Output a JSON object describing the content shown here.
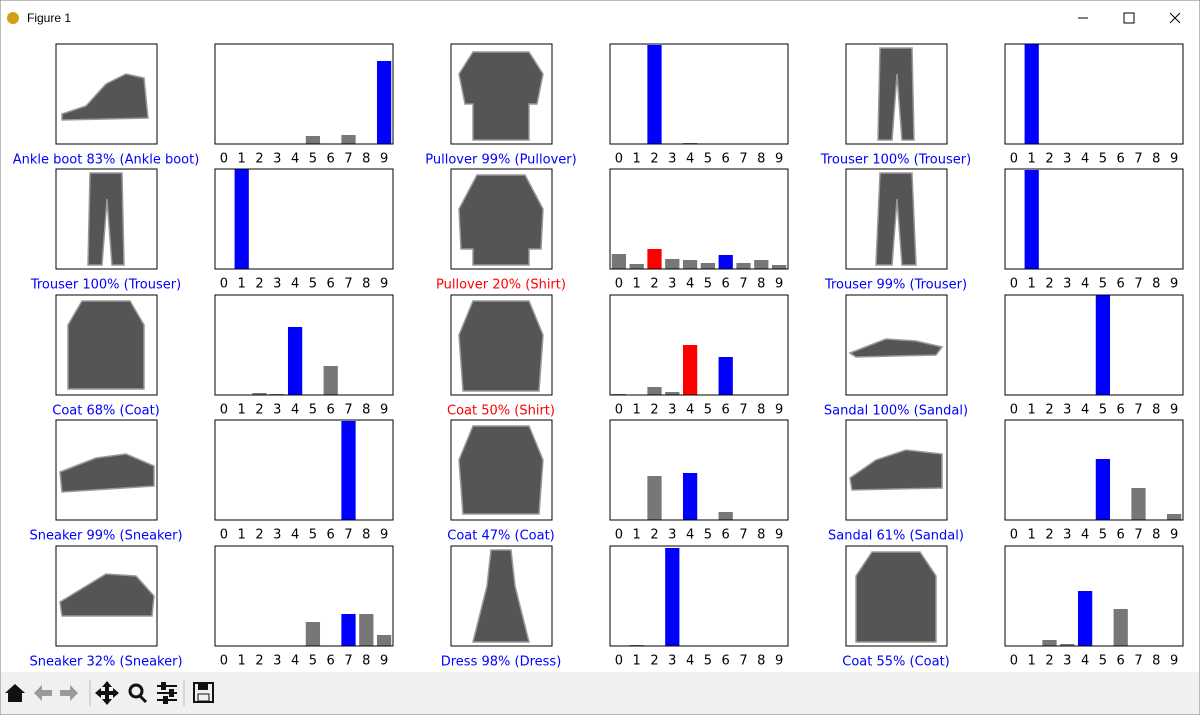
{
  "window": {
    "title": "Figure 1"
  },
  "chart_data": [
    {
      "type": "bar",
      "caption": "Ankle boot 83% (Ankle boot)",
      "caption_color": "#0000ff",
      "categories": [
        "0",
        "1",
        "2",
        "3",
        "4",
        "5",
        "6",
        "7",
        "8",
        "9"
      ],
      "values": [
        0,
        0,
        0,
        0,
        0,
        8,
        0,
        9,
        0,
        83
      ],
      "colors": [
        "#777777",
        "#777777",
        "#777777",
        "#777777",
        "#777777",
        "#777777",
        "#777777",
        "#777777",
        "#777777",
        "#0000ff"
      ],
      "ylim": [
        0,
        100
      ]
    },
    {
      "type": "bar",
      "caption": "Pullover 99% (Pullover)",
      "caption_color": "#0000ff",
      "categories": [
        "0",
        "1",
        "2",
        "3",
        "4",
        "5",
        "6",
        "7",
        "8",
        "9"
      ],
      "values": [
        0,
        0,
        99,
        0,
        1,
        0,
        0,
        0,
        0,
        0
      ],
      "colors": [
        "#777777",
        "#777777",
        "#0000ff",
        "#777777",
        "#777777",
        "#777777",
        "#777777",
        "#777777",
        "#777777",
        "#777777"
      ],
      "ylim": [
        0,
        100
      ]
    },
    {
      "type": "bar",
      "caption": "Trouser 100% (Trouser)",
      "caption_color": "#0000ff",
      "categories": [
        "0",
        "1",
        "2",
        "3",
        "4",
        "5",
        "6",
        "7",
        "8",
        "9"
      ],
      "values": [
        0,
        100,
        0,
        0,
        0,
        0,
        0,
        0,
        0,
        0
      ],
      "colors": [
        "#777777",
        "#0000ff",
        "#777777",
        "#777777",
        "#777777",
        "#777777",
        "#777777",
        "#777777",
        "#777777",
        "#777777"
      ],
      "ylim": [
        0,
        100
      ]
    },
    {
      "type": "bar",
      "caption": "Trouser 100% (Trouser)",
      "caption_color": "#0000ff",
      "categories": [
        "0",
        "1",
        "2",
        "3",
        "4",
        "5",
        "6",
        "7",
        "8",
        "9"
      ],
      "values": [
        0,
        100,
        0,
        0,
        0,
        0,
        0,
        0,
        0,
        0
      ],
      "colors": [
        "#777777",
        "#0000ff",
        "#777777",
        "#777777",
        "#777777",
        "#777777",
        "#777777",
        "#777777",
        "#777777",
        "#777777"
      ],
      "ylim": [
        0,
        100
      ]
    },
    {
      "type": "bar",
      "caption": "Pullover 20% (Shirt)",
      "caption_color": "#ff0000",
      "categories": [
        "0",
        "1",
        "2",
        "3",
        "4",
        "5",
        "6",
        "7",
        "8",
        "9"
      ],
      "values": [
        15,
        5,
        20,
        10,
        9,
        6,
        14,
        6,
        9,
        4
      ],
      "colors": [
        "#777777",
        "#777777",
        "#ff0000",
        "#777777",
        "#777777",
        "#777777",
        "#0000ff",
        "#777777",
        "#777777",
        "#777777"
      ],
      "ylim": [
        0,
        100
      ]
    },
    {
      "type": "bar",
      "caption": "Trouser 99% (Trouser)",
      "caption_color": "#0000ff",
      "categories": [
        "0",
        "1",
        "2",
        "3",
        "4",
        "5",
        "6",
        "7",
        "8",
        "9"
      ],
      "values": [
        0,
        99,
        0,
        0,
        0,
        0,
        0,
        0,
        0,
        0
      ],
      "colors": [
        "#777777",
        "#0000ff",
        "#777777",
        "#777777",
        "#777777",
        "#777777",
        "#777777",
        "#777777",
        "#777777",
        "#777777"
      ],
      "ylim": [
        0,
        100
      ]
    },
    {
      "type": "bar",
      "caption": "Coat 68% (Coat)",
      "caption_color": "#0000ff",
      "categories": [
        "0",
        "1",
        "2",
        "3",
        "4",
        "5",
        "6",
        "7",
        "8",
        "9"
      ],
      "values": [
        0,
        0,
        2,
        1,
        68,
        0,
        29,
        0,
        0,
        0
      ],
      "colors": [
        "#777777",
        "#777777",
        "#777777",
        "#777777",
        "#0000ff",
        "#777777",
        "#777777",
        "#777777",
        "#777777",
        "#777777"
      ],
      "ylim": [
        0,
        100
      ]
    },
    {
      "type": "bar",
      "caption": "Coat 50% (Shirt)",
      "caption_color": "#ff0000",
      "categories": [
        "0",
        "1",
        "2",
        "3",
        "4",
        "5",
        "6",
        "7",
        "8",
        "9"
      ],
      "values": [
        1,
        0,
        8,
        3,
        50,
        0,
        38,
        0,
        0,
        0
      ],
      "colors": [
        "#777777",
        "#777777",
        "#777777",
        "#777777",
        "#ff0000",
        "#777777",
        "#0000ff",
        "#777777",
        "#777777",
        "#777777"
      ],
      "ylim": [
        0,
        100
      ]
    },
    {
      "type": "bar",
      "caption": "Sandal 100% (Sandal)",
      "caption_color": "#0000ff",
      "categories": [
        "0",
        "1",
        "2",
        "3",
        "4",
        "5",
        "6",
        "7",
        "8",
        "9"
      ],
      "values": [
        0,
        0,
        0,
        0,
        0,
        100,
        0,
        0,
        0,
        0
      ],
      "colors": [
        "#777777",
        "#777777",
        "#777777",
        "#777777",
        "#777777",
        "#0000ff",
        "#777777",
        "#777777",
        "#777777",
        "#777777"
      ],
      "ylim": [
        0,
        100
      ]
    },
    {
      "type": "bar",
      "caption": "Sneaker 99% (Sneaker)",
      "caption_color": "#0000ff",
      "categories": [
        "0",
        "1",
        "2",
        "3",
        "4",
        "5",
        "6",
        "7",
        "8",
        "9"
      ],
      "values": [
        0,
        0,
        0,
        0,
        0,
        0,
        0,
        99,
        0,
        0
      ],
      "colors": [
        "#777777",
        "#777777",
        "#777777",
        "#777777",
        "#777777",
        "#777777",
        "#777777",
        "#0000ff",
        "#777777",
        "#777777"
      ],
      "ylim": [
        0,
        100
      ]
    },
    {
      "type": "bar",
      "caption": "Coat 47% (Coat)",
      "caption_color": "#0000ff",
      "categories": [
        "0",
        "1",
        "2",
        "3",
        "4",
        "5",
        "6",
        "7",
        "8",
        "9"
      ],
      "values": [
        0,
        0,
        44,
        0,
        47,
        0,
        8,
        0,
        0,
        0
      ],
      "colors": [
        "#777777",
        "#777777",
        "#777777",
        "#777777",
        "#0000ff",
        "#777777",
        "#777777",
        "#777777",
        "#777777",
        "#777777"
      ],
      "ylim": [
        0,
        100
      ]
    },
    {
      "type": "bar",
      "caption": "Sandal 61% (Sandal)",
      "caption_color": "#0000ff",
      "categories": [
        "0",
        "1",
        "2",
        "3",
        "4",
        "5",
        "6",
        "7",
        "8",
        "9"
      ],
      "values": [
        0,
        0,
        0,
        0,
        0,
        61,
        0,
        32,
        0,
        6
      ],
      "colors": [
        "#777777",
        "#777777",
        "#777777",
        "#777777",
        "#777777",
        "#0000ff",
        "#777777",
        "#777777",
        "#777777",
        "#777777"
      ],
      "ylim": [
        0,
        100
      ]
    },
    {
      "type": "bar",
      "caption": "Sneaker 32% (Sneaker)",
      "caption_color": "#0000ff",
      "categories": [
        "0",
        "1",
        "2",
        "3",
        "4",
        "5",
        "6",
        "7",
        "8",
        "9"
      ],
      "values": [
        0,
        0,
        0,
        0,
        0,
        24,
        0,
        32,
        32,
        11
      ],
      "colors": [
        "#777777",
        "#777777",
        "#777777",
        "#777777",
        "#777777",
        "#777777",
        "#777777",
        "#0000ff",
        "#777777",
        "#777777"
      ],
      "ylim": [
        0,
        100
      ]
    },
    {
      "type": "bar",
      "caption": "Dress 98% (Dress)",
      "caption_color": "#0000ff",
      "categories": [
        "0",
        "1",
        "2",
        "3",
        "4",
        "5",
        "6",
        "7",
        "8",
        "9"
      ],
      "values": [
        0,
        1,
        0,
        98,
        0,
        0,
        0,
        0,
        0,
        0
      ],
      "colors": [
        "#777777",
        "#777777",
        "#777777",
        "#0000ff",
        "#777777",
        "#777777",
        "#777777",
        "#777777",
        "#777777",
        "#777777"
      ],
      "ylim": [
        0,
        100
      ]
    },
    {
      "type": "bar",
      "caption": "Coat 55% (Coat)",
      "caption_color": "#0000ff",
      "categories": [
        "0",
        "1",
        "2",
        "3",
        "4",
        "5",
        "6",
        "7",
        "8",
        "9"
      ],
      "values": [
        0,
        0,
        6,
        2,
        55,
        0,
        37,
        0,
        0,
        0
      ],
      "colors": [
        "#777777",
        "#777777",
        "#777777",
        "#777777",
        "#0000ff",
        "#777777",
        "#777777",
        "#777777",
        "#777777",
        "#777777"
      ],
      "ylim": [
        0,
        100
      ]
    }
  ]
}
§ §
### [Task]
Answer with one number: how many lines of the entries above include the word "Shirt".

### [In response]
2